>>>>

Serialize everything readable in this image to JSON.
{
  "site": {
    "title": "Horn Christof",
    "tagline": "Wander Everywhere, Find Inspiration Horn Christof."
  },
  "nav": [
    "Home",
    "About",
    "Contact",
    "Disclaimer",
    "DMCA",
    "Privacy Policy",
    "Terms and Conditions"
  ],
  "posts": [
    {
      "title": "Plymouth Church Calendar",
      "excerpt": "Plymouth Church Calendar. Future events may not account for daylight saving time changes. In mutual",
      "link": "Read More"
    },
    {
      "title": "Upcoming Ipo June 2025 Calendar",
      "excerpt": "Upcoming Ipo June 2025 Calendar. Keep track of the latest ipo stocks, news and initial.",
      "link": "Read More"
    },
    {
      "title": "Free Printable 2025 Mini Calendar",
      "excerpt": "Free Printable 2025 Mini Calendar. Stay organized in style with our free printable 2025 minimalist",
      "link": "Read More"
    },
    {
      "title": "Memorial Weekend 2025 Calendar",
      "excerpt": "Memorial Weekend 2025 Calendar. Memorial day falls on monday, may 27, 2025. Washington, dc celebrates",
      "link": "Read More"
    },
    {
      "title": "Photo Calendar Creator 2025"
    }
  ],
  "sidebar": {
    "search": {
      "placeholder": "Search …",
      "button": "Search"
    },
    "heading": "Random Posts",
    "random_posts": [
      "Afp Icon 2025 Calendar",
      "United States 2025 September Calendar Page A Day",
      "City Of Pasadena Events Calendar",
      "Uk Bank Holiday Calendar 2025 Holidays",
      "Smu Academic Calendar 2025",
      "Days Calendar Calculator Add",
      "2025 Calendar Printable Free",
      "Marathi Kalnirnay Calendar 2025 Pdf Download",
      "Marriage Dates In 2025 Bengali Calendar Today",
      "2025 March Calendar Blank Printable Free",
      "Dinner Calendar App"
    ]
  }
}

<<<<

_Goal_
Working from the material above, retype it in its entirety without change.

_Response_
Serialize everything readable in this image to JSON.
{
  "site": {
    "title": "Horn Christof",
    "tagline": "Wander Everywhere, Find Inspiration Horn Christof."
  },
  "nav": [
    "Home",
    "About",
    "Contact",
    "Disclaimer",
    "DMCA",
    "Privacy Policy",
    "Terms and Conditions"
  ],
  "posts": [
    {
      "title": "Plymouth Church Calendar",
      "excerpt": "Plymouth Church Calendar. Future events may not account for daylight saving time changes. In mutual",
      "link": "Read More"
    },
    {
      "title": "Upcoming Ipo June 2025 Calendar",
      "excerpt": "Upcoming Ipo June 2025 Calendar. Keep track of the latest ipo stocks, news and initial.",
      "link": "Read More"
    },
    {
      "title": "Free Printable 2025 Mini Calendar",
      "excerpt": "Free Printable 2025 Mini Calendar. Stay organized in style with our free printable 2025 minimalist",
      "link": "Read More"
    },
    {
      "title": "Memorial Weekend 2025 Calendar",
      "excerpt": "Memorial Weekend 2025 Calendar. Memorial day falls on monday, may 27, 2025. Washington, dc celebrates",
      "link": "Read More"
    },
    {
      "title": "Photo Calendar Creator 2025"
    }
  ],
  "sidebar": {
    "search": {
      "placeholder": "Search …",
      "button": "Search"
    },
    "heading": "Random Posts",
    "random_posts": [
      "Afp Icon 2025 Calendar",
      "United States 2025 September Calendar Page A Day",
      "City Of Pasadena Events Calendar",
      "Uk Bank Holiday Calendar 2025 Holidays",
      "Smu Academic Calendar 2025",
      "Days Calendar Calculator Add",
      "2025 Calendar Printable Free",
      "Marathi Kalnirnay Calendar 2025 Pdf Download",
      "Marriage Dates In 2025 Bengali Calendar Today",
      "2025 March Calendar Blank Printable Free",
      "Dinner Calendar App"
    ]
  }
}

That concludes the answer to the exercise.